Records that describe figures |
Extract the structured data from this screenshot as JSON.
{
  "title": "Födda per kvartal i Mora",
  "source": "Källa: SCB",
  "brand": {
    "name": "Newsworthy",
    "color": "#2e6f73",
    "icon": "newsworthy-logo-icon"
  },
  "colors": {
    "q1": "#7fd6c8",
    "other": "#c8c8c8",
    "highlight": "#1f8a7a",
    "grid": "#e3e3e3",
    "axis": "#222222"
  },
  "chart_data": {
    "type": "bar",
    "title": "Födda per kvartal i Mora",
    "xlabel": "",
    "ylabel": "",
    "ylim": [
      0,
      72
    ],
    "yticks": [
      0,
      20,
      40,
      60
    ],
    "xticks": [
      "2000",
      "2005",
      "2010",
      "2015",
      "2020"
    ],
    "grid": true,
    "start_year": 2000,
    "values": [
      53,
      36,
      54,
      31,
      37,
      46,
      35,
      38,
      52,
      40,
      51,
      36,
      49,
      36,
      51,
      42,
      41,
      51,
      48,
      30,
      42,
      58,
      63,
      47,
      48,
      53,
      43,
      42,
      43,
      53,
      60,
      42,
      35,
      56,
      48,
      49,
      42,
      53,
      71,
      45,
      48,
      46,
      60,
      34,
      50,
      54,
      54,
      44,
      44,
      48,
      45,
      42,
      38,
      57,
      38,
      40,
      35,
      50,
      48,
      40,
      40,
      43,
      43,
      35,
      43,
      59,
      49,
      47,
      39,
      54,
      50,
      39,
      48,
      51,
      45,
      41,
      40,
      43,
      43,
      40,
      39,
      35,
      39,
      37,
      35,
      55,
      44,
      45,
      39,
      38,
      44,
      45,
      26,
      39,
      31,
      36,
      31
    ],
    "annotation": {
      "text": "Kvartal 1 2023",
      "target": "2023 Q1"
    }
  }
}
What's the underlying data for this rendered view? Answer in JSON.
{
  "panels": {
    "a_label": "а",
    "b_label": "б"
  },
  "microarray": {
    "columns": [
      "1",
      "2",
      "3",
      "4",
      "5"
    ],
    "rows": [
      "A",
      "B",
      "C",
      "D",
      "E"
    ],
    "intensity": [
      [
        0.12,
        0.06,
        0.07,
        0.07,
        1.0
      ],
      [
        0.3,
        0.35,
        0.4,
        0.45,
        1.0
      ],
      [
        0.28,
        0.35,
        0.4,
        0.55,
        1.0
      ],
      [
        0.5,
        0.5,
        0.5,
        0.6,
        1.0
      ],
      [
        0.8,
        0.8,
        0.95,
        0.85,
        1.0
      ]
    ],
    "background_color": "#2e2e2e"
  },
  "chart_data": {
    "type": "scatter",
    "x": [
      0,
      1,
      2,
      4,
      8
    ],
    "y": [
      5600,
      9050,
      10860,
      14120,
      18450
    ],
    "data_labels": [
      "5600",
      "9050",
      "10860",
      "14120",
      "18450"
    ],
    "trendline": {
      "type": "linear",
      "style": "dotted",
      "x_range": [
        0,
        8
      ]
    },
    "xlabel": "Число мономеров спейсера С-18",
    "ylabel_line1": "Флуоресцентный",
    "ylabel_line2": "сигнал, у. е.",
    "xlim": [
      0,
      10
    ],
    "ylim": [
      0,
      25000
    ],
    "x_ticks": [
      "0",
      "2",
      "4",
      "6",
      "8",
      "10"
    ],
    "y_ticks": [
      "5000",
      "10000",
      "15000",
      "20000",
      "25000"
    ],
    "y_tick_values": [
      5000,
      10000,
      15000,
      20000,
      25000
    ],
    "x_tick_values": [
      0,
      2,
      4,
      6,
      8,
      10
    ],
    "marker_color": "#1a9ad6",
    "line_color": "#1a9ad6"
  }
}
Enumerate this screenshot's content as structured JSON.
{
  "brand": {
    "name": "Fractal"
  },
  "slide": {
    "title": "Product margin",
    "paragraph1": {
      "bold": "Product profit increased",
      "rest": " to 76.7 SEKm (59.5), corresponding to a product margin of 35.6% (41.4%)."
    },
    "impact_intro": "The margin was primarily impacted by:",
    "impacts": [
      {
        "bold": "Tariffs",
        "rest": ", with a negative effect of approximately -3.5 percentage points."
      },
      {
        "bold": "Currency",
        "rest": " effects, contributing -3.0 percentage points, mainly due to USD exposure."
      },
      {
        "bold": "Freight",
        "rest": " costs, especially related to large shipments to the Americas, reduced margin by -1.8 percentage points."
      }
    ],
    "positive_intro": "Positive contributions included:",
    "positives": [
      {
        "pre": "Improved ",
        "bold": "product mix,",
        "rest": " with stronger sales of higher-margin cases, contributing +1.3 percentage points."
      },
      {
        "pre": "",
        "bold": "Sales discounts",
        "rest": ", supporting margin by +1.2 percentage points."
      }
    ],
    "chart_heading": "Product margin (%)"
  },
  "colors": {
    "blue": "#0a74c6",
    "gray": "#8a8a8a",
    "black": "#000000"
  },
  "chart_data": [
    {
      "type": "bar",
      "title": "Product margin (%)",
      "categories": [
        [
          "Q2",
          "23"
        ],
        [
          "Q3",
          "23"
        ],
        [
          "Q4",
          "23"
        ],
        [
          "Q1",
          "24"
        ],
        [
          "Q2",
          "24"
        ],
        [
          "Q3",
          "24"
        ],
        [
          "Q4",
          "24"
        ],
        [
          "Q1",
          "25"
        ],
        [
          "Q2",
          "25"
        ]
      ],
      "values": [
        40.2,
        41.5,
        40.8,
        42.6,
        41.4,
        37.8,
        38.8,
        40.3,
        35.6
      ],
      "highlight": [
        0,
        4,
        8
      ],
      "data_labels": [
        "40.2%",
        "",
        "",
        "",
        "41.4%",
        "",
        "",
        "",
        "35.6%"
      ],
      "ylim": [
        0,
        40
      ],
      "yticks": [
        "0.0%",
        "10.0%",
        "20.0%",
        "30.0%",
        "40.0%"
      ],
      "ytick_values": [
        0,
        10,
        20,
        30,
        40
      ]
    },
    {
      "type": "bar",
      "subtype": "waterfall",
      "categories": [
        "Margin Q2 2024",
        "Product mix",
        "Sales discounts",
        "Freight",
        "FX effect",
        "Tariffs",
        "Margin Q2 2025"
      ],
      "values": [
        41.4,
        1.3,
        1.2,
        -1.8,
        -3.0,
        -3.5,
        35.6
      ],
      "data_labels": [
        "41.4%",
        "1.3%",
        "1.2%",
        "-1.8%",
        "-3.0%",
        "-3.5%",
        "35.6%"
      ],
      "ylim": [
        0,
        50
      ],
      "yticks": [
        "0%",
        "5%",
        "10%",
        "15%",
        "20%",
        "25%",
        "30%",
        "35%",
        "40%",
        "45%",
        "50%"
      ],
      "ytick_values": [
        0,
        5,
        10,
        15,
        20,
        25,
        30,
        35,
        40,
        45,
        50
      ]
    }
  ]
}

GIVEN INSTRUCTION |
Give the records above again, word for word.

WRITTEN ANSWER |
Extract the structured data from this screenshot as JSON.
{
  "title": "Födda per kvartal i Mora",
  "source": "Källa: SCB",
  "brand": {
    "name": "Newsworthy",
    "color": "#2e6f73",
    "icon": "newsworthy-logo-icon"
  },
  "colors": {
    "q1": "#7fd6c8",
    "other": "#c8c8c8",
    "highlight": "#1f8a7a",
    "grid": "#e3e3e3",
    "axis": "#222222"
  },
  "chart_data": {
    "type": "bar",
    "title": "Födda per kvartal i Mora",
    "xlabel": "",
    "ylabel": "",
    "ylim": [
      0,
      72
    ],
    "yticks": [
      0,
      20,
      40,
      60
    ],
    "xticks": [
      "2000",
      "2005",
      "2010",
      "2015",
      "2020"
    ],
    "grid": true,
    "start_year": 2000,
    "values": [
      53,
      36,
      54,
      31,
      37,
      46,
      35,
      38,
      52,
      40,
      51,
      36,
      49,
      36,
      51,
      42,
      41,
      51,
      48,
      30,
      42,
      58,
      63,
      47,
      48,
      53,
      43,
      42,
      43,
      53,
      60,
      42,
      35,
      56,
      48,
      49,
      42,
      53,
      71,
      45,
      48,
      46,
      60,
      34,
      50,
      54,
      54,
      44,
      44,
      48,
      45,
      42,
      38,
      57,
      38,
      40,
      35,
      50,
      48,
      40,
      40,
      43,
      43,
      35,
      43,
      59,
      49,
      47,
      39,
      54,
      50,
      39,
      48,
      51,
      45,
      41,
      40,
      43,
      43,
      40,
      39,
      35,
      39,
      37,
      35,
      55,
      44,
      45,
      39,
      38,
      44,
      45,
      26,
      39,
      31,
      36,
      31
    ],
    "annotation": {
      "text": "Kvartal 1 2023",
      "target": "2023 Q1"
    }
  }
}
What's the underlying data for this rendered view? Answer in JSON.
{
  "panels": {
    "a_label": "а",
    "b_label": "б"
  },
  "microarray": {
    "columns": [
      "1",
      "2",
      "3",
      "4",
      "5"
    ],
    "rows": [
      "A",
      "B",
      "C",
      "D",
      "E"
    ],
    "intensity": [
      [
        0.12,
        0.06,
        0.07,
        0.07,
        1.0
      ],
      [
        0.3,
        0.35,
        0.4,
        0.45,
        1.0
      ],
      [
        0.28,
        0.35,
        0.4,
        0.55,
        1.0
      ],
      [
        0.5,
        0.5,
        0.5,
        0.6,
        1.0
      ],
      [
        0.8,
        0.8,
        0.95,
        0.85,
        1.0
      ]
    ],
    "background_color": "#2e2e2e"
  },
  "chart_data": {
    "type": "scatter",
    "x": [
      0,
      1,
      2,
      4,
      8
    ],
    "y": [
      5600,
      9050,
      10860,
      14120,
      18450
    ],
    "data_labels": [
      "5600",
      "9050",
      "10860",
      "14120",
      "18450"
    ],
    "trendline": {
      "type": "linear",
      "style": "dotted",
      "x_range": [
        0,
        8
      ]
    },
    "xlabel": "Число мономеров спейсера С-18",
    "ylabel_line1": "Флуоресцентный",
    "ylabel_line2": "сигнал, у. е.",
    "xlim": [
      0,
      10
    ],
    "ylim": [
      0,
      25000
    ],
    "x_ticks": [
      "0",
      "2",
      "4",
      "6",
      "8",
      "10"
    ],
    "y_ticks": [
      "5000",
      "10000",
      "15000",
      "20000",
      "25000"
    ],
    "y_tick_values": [
      5000,
      10000,
      15000,
      20000,
      25000
    ],
    "x_tick_values": [
      0,
      2,
      4,
      6,
      8,
      10
    ],
    "marker_color": "#1a9ad6",
    "line_color": "#1a9ad6"
  }
}
Enumerate this screenshot's content as structured JSON.
{
  "brand": {
    "name": "Fractal"
  },
  "slide": {
    "title": "Product margin",
    "paragraph1": {
      "bold": "Product profit increased",
      "rest": " to 76.7 SEKm (59.5), corresponding to a product margin of 35.6% (41.4%)."
    },
    "impact_intro": "The margin was primarily impacted by:",
    "impacts": [
      {
        "bold": "Tariffs",
        "rest": ", with a negative effect of approximately -3.5 percentage points."
      },
      {
        "bold": "Currency",
        "rest": " effects, contributing -3.0 percentage points, mainly due to USD exposure."
      },
      {
        "bold": "Freight",
        "rest": " costs, especially related to large shipments to the Americas, reduced margin by -1.8 percentage points."
      }
    ],
    "positive_intro": "Positive contributions included:",
    "positives": [
      {
        "pre": "Improved ",
        "bold": "product mix,",
        "rest": " with stronger sales of higher-margin cases, contributing +1.3 percentage points."
      },
      {
        "pre": "",
        "bold": "Sales discounts",
        "rest": ", supporting margin by +1.2 percentage points."
      }
    ],
    "chart_heading": "Product margin (%)"
  },
  "colors": {
    "blue": "#0a74c6",
    "gray": "#8a8a8a",
    "black": "#000000"
  },
  "chart_data": [
    {
      "type": "bar",
      "title": "Product margin (%)",
      "categories": [
        [
          "Q2",
          "23"
        ],
        [
          "Q3",
          "23"
        ],
        [
          "Q4",
          "23"
        ],
        [
          "Q1",
          "24"
        ],
        [
          "Q2",
          "24"
        ],
        [
          "Q3",
          "24"
        ],
        [
          "Q4",
          "24"
        ],
        [
          "Q1",
          "25"
        ],
        [
          "Q2",
          "25"
        ]
      ],
      "values": [
        40.2,
        41.5,
        40.8,
        42.6,
        41.4,
        37.8,
        38.8,
        40.3,
        35.6
      ],
      "highlight": [
        0,
        4,
        8
      ],
      "data_labels": [
        "40.2%",
        "",
        "",
        "",
        "41.4%",
        "",
        "",
        "",
        "35.6%"
      ],
      "ylim": [
        0,
        40
      ],
      "yticks": [
        "0.0%",
        "10.0%",
        "20.0%",
        "30.0%",
        "40.0%"
      ],
      "ytick_values": [
        0,
        10,
        20,
        30,
        40
      ]
    },
    {
      "type": "bar",
      "subtype": "waterfall",
      "categories": [
        "Margin Q2 2024",
        "Product mix",
        "Sales discounts",
        "Freight",
        "FX effect",
        "Tariffs",
        "Margin Q2 2025"
      ],
      "values": [
        41.4,
        1.3,
        1.2,
        -1.8,
        -3.0,
        -3.5,
        35.6
      ],
      "data_labels": [
        "41.4%",
        "1.3%",
        "1.2%",
        "-1.8%",
        "-3.0%",
        "-3.5%",
        "35.6%"
      ],
      "ylim": [
        0,
        50
      ],
      "yticks": [
        "0%",
        "5%",
        "10%",
        "15%",
        "20%",
        "25%",
        "30%",
        "35%",
        "40%",
        "45%",
        "50%"
      ],
      "ytick_values": [
        0,
        5,
        10,
        15,
        20,
        25,
        30,
        35,
        40,
        45,
        50
      ]
    }
  ]
}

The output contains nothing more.